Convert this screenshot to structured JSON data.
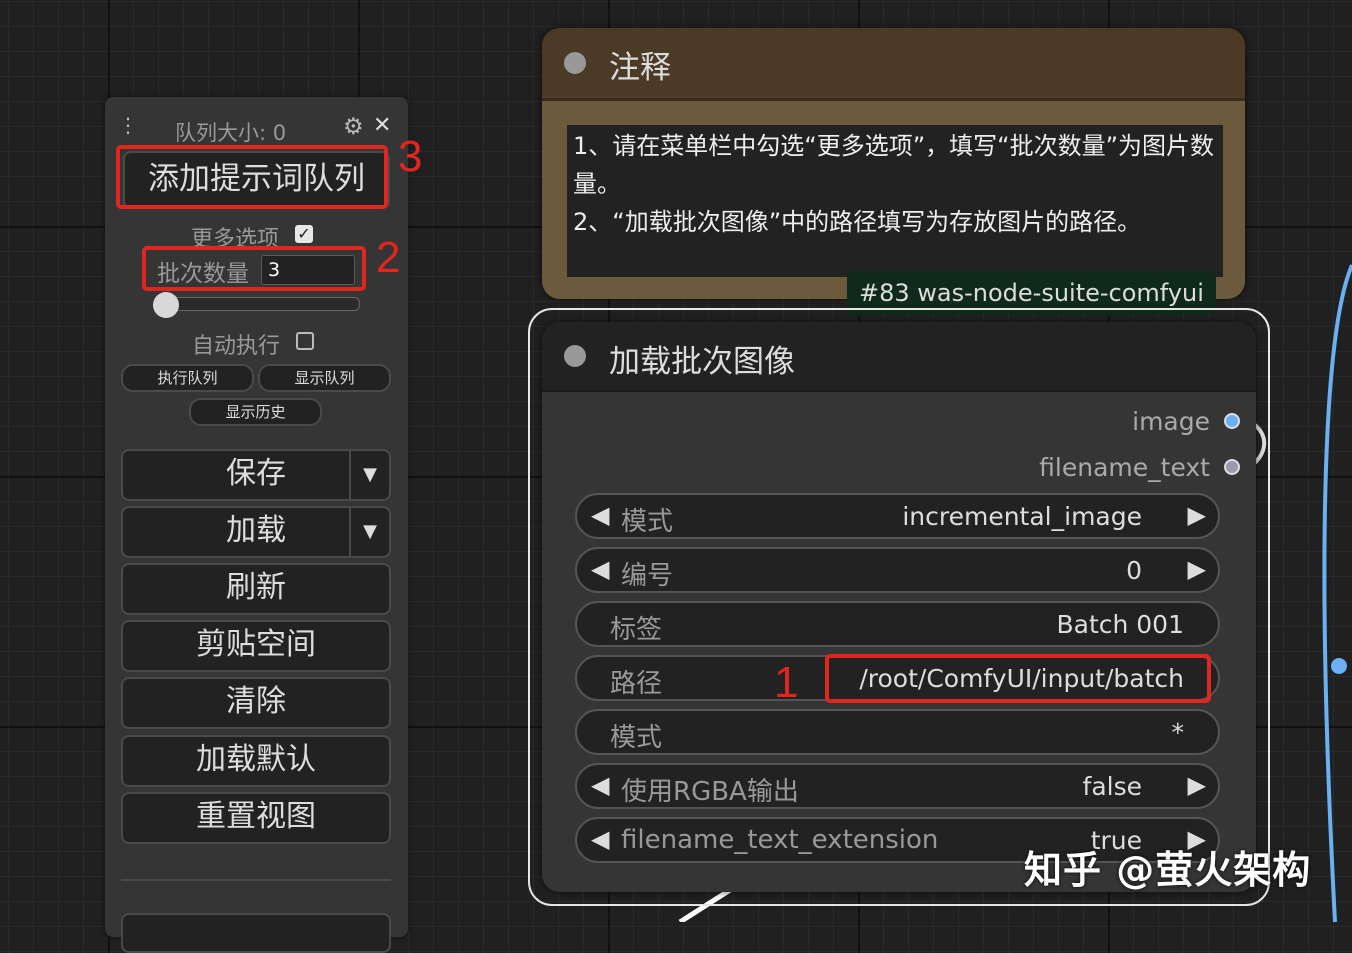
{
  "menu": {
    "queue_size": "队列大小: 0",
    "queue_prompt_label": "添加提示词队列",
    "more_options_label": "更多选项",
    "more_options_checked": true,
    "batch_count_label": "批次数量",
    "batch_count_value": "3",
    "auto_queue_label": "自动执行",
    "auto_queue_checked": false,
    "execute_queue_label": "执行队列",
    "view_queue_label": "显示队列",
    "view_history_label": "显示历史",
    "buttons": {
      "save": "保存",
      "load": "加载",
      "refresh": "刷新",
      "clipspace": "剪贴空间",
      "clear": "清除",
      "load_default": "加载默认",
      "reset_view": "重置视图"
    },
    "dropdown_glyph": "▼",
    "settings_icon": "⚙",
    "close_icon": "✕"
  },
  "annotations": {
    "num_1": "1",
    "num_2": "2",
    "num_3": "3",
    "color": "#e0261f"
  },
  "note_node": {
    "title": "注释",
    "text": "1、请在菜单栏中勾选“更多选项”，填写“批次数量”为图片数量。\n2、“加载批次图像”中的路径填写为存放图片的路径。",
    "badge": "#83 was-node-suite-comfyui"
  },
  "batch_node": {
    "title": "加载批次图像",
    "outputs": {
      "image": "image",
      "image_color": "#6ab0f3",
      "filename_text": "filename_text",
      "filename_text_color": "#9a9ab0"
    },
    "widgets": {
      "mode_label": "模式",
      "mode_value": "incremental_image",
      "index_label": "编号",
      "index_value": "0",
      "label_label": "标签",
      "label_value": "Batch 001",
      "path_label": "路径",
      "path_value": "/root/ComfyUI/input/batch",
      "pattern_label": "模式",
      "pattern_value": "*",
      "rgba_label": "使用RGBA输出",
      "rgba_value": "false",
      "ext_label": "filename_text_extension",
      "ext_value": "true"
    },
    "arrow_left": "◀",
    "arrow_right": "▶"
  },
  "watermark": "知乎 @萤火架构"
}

####

> _EXERCISE_: Copy out all the entries exactly. Images stay out of the copy.

> _RESULT OF THE EXERCISE_:
Convert this screenshot to structured JSON data.
{
  "menu": {
    "queue_size": "队列大小: 0",
    "queue_prompt_label": "添加提示词队列",
    "more_options_label": "更多选项",
    "more_options_checked": true,
    "batch_count_label": "批次数量",
    "batch_count_value": "3",
    "auto_queue_label": "自动执行",
    "auto_queue_checked": false,
    "execute_queue_label": "执行队列",
    "view_queue_label": "显示队列",
    "view_history_label": "显示历史",
    "buttons": {
      "save": "保存",
      "load": "加载",
      "refresh": "刷新",
      "clipspace": "剪贴空间",
      "clear": "清除",
      "load_default": "加载默认",
      "reset_view": "重置视图"
    },
    "dropdown_glyph": "▼",
    "settings_icon": "⚙",
    "close_icon": "✕"
  },
  "annotations": {
    "num_1": "1",
    "num_2": "2",
    "num_3": "3",
    "color": "#e0261f"
  },
  "note_node": {
    "title": "注释",
    "text": "1、请在菜单栏中勾选“更多选项”，填写“批次数量”为图片数量。\n2、“加载批次图像”中的路径填写为存放图片的路径。",
    "badge": "#83 was-node-suite-comfyui"
  },
  "batch_node": {
    "title": "加载批次图像",
    "outputs": {
      "image": "image",
      "image_color": "#6ab0f3",
      "filename_text": "filename_text",
      "filename_text_color": "#9a9ab0"
    },
    "widgets": {
      "mode_label": "模式",
      "mode_value": "incremental_image",
      "index_label": "编号",
      "index_value": "0",
      "label_label": "标签",
      "label_value": "Batch 001",
      "path_label": "路径",
      "path_value": "/root/ComfyUI/input/batch",
      "pattern_label": "模式",
      "pattern_value": "*",
      "rgba_label": "使用RGBA输出",
      "rgba_value": "false",
      "ext_label": "filename_text_extension",
      "ext_value": "true"
    },
    "arrow_left": "◀",
    "arrow_right": "▶"
  },
  "watermark": "知乎 @萤火架构"
}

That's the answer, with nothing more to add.